● **Problem description**
Restate the records in their entirety, word for word.

====== Supplied data

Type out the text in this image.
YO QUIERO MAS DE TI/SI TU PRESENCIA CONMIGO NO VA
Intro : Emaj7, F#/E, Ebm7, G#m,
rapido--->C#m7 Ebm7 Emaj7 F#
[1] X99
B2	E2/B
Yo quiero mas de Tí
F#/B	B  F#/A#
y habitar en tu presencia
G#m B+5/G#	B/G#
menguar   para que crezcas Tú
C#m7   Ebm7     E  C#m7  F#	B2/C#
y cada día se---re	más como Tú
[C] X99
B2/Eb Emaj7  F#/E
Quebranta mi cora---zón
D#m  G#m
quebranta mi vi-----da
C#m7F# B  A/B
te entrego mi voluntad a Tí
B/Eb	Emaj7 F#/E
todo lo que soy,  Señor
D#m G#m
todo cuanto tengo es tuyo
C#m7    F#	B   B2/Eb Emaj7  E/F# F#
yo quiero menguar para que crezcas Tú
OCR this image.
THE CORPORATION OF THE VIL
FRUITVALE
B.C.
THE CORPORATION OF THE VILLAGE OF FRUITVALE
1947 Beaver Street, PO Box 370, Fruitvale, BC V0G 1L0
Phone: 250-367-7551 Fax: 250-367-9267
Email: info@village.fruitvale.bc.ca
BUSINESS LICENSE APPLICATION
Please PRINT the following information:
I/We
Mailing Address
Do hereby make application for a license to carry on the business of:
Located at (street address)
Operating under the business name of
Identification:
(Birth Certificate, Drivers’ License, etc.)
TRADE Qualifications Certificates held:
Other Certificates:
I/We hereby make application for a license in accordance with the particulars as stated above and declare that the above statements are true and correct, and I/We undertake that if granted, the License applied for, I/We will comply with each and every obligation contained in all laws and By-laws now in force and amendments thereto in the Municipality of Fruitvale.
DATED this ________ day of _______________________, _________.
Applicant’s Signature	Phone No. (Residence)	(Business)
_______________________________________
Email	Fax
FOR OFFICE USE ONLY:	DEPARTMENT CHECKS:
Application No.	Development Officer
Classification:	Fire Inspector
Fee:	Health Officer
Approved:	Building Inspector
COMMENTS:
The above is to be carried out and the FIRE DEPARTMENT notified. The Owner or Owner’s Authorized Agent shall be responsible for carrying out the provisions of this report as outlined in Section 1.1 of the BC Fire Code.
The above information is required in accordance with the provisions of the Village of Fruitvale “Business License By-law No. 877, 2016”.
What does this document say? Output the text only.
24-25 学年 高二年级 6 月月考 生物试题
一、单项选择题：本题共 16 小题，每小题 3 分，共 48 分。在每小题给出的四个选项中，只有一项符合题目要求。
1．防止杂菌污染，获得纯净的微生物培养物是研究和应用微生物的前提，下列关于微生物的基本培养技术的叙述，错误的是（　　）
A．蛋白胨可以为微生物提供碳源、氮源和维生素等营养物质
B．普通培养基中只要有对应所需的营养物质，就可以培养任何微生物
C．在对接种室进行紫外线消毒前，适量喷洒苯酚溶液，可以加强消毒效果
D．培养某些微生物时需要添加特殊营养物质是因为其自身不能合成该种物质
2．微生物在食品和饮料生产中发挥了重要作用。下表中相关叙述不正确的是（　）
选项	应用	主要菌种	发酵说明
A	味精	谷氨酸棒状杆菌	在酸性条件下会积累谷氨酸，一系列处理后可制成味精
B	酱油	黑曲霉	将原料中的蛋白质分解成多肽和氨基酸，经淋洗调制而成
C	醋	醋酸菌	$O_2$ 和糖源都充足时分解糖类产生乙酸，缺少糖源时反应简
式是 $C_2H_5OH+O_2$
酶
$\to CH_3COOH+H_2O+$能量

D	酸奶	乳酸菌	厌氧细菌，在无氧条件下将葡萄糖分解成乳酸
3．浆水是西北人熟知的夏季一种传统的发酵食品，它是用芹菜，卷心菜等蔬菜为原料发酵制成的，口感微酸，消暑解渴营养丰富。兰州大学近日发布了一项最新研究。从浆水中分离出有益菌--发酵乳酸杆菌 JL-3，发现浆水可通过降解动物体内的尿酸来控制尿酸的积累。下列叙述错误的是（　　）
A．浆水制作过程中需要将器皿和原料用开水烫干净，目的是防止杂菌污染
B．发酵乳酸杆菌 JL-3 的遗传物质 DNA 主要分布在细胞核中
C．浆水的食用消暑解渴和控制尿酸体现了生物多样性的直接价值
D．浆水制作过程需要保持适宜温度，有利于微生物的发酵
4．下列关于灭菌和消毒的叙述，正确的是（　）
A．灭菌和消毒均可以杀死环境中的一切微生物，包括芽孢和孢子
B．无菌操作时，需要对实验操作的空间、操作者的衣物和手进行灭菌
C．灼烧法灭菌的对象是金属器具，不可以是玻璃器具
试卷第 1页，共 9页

============

● **Task output**
Type out the text in this image.
YO QUIERO MAS DE TI/SI TU PRESENCIA CONMIGO NO VA
Intro : Emaj7, F#/E, Ebm7, G#m,
rapido--->C#m7 Ebm7 Emaj7 F#
[1] X99
B2	E2/B
Yo quiero mas de Tí
F#/B	B  F#/A#
y habitar en tu presencia
G#m B+5/G#	B/G#
menguar   para que crezcas Tú
C#m7   Ebm7     E  C#m7  F#	B2/C#
y cada día se---re	más como Tú
[C] X99
B2/Eb Emaj7  F#/E
Quebranta mi cora---zón
D#m  G#m
quebranta mi vi-----da
C#m7F# B  A/B
te entrego mi voluntad a Tí
B/Eb	Emaj7 F#/E
todo lo que soy,  Señor
D#m G#m
todo cuanto tengo es tuyo
C#m7    F#	B   B2/Eb Emaj7  E/F# F#
yo quiero menguar para que crezcas Tú
OCR this image.
THE CORPORATION OF THE VIL
FRUITVALE
B.C.
THE CORPORATION OF THE VILLAGE OF FRUITVALE
1947 Beaver Street, PO Box 370, Fruitvale, BC V0G 1L0
Phone: 250-367-7551 Fax: 250-367-9267
Email: info@village.fruitvale.bc.ca
BUSINESS LICENSE APPLICATION
Please PRINT the following information:
I/We
Mailing Address
Do hereby make application for a license to carry on the business of:
Located at (street address)
Operating under the business name of
Identification:
(Birth Certificate, Drivers’ License, etc.)
TRADE Qualifications Certificates held:
Other Certificates:
I/We hereby make application for a license in accordance with the particulars as stated above and declare that the above statements are true and correct, and I/We undertake that if granted, the License applied for, I/We will comply with each and every obligation contained in all laws and By-laws now in force and amendments thereto in the Municipality of Fruitvale.
DATED this ________ day of _______________________, _________.
Applicant’s Signature	Phone No. (Residence)	(Business)
_______________________________________
Email	Fax
FOR OFFICE USE ONLY:	DEPARTMENT CHECKS:
Application No.	Development Officer
Classification:	Fire Inspector
Fee:	Health Officer
Approved:	Building Inspector
COMMENTS:
The above is to be carried out and the FIRE DEPARTMENT notified. The Owner or Owner’s Authorized Agent shall be responsible for carrying out the provisions of this report as outlined in Section 1.1 of the BC Fire Code.
The above information is required in accordance with the provisions of the Village of Fruitvale “Business License By-law No. 877, 2016”.
What does this document say? Output the text only.
24-25 学年 高二年级 6 月月考 生物试题
一、单项选择题：本题共 16 小题，每小题 3 分，共 48 分。在每小题给出的四个选项中，只有一项符合题目要求。
1．防止杂菌污染，获得纯净的微生物培养物是研究和应用微生物的前提，下列关于微生物的基本培养技术的叙述，错误的是（　　）
A．蛋白胨可以为微生物提供碳源、氮源和维生素等营养物质
B．普通培养基中只要有对应所需的营养物质，就可以培养任何微生物
C．在对接种室进行紫外线消毒前，适量喷洒苯酚溶液，可以加强消毒效果
D．培养某些微生物时需要添加特殊营养物质是因为其自身不能合成该种物质
2．微生物在食品和饮料生产中发挥了重要作用。下表中相关叙述不正确的是（　）
选项	应用	主要菌种	发酵说明
A	味精	谷氨酸棒状杆菌	在酸性条件下会积累谷氨酸，一系列处理后可制成味精
B	酱油	黑曲霉	将原料中的蛋白质分解成多肽和氨基酸，经淋洗调制而成
C	醋	醋酸菌	$O_2$ 和糖源都充足时分解糖类产生乙酸，缺少糖源时反应简
式是 $C_2H_5OH+O_2$
酶
$\to CH_3COOH+H_2O+$能量

D	酸奶	乳酸菌	厌氧细菌，在无氧条件下将葡萄糖分解成乳酸
3．浆水是西北人熟知的夏季一种传统的发酵食品，它是用芹菜，卷心菜等蔬菜为原料发酵制成的，口感微酸，消暑解渴营养丰富。兰州大学近日发布了一项最新研究。从浆水中分离出有益菌--发酵乳酸杆菌 JL-3，发现浆水可通过降解动物体内的尿酸来控制尿酸的积累。下列叙述错误的是（　　）
A．浆水制作过程中需要将器皿和原料用开水烫干净，目的是防止杂菌污染
B．发酵乳酸杆菌 JL-3 的遗传物质 DNA 主要分布在细胞核中
C．浆水的食用消暑解渴和控制尿酸体现了生物多样性的直接价值
D．浆水制作过程需要保持适宜温度，有利于微生物的发酵
4．下列关于灭菌和消毒的叙述，正确的是（　）
A．灭菌和消毒均可以杀死环境中的一切微生物，包括芽孢和孢子
B．无菌操作时，需要对实验操作的空间、操作者的衣物和手进行灭菌
C．灼烧法灭菌的对象是金属器具，不可以是玻璃器具
试卷第 1页，共 9页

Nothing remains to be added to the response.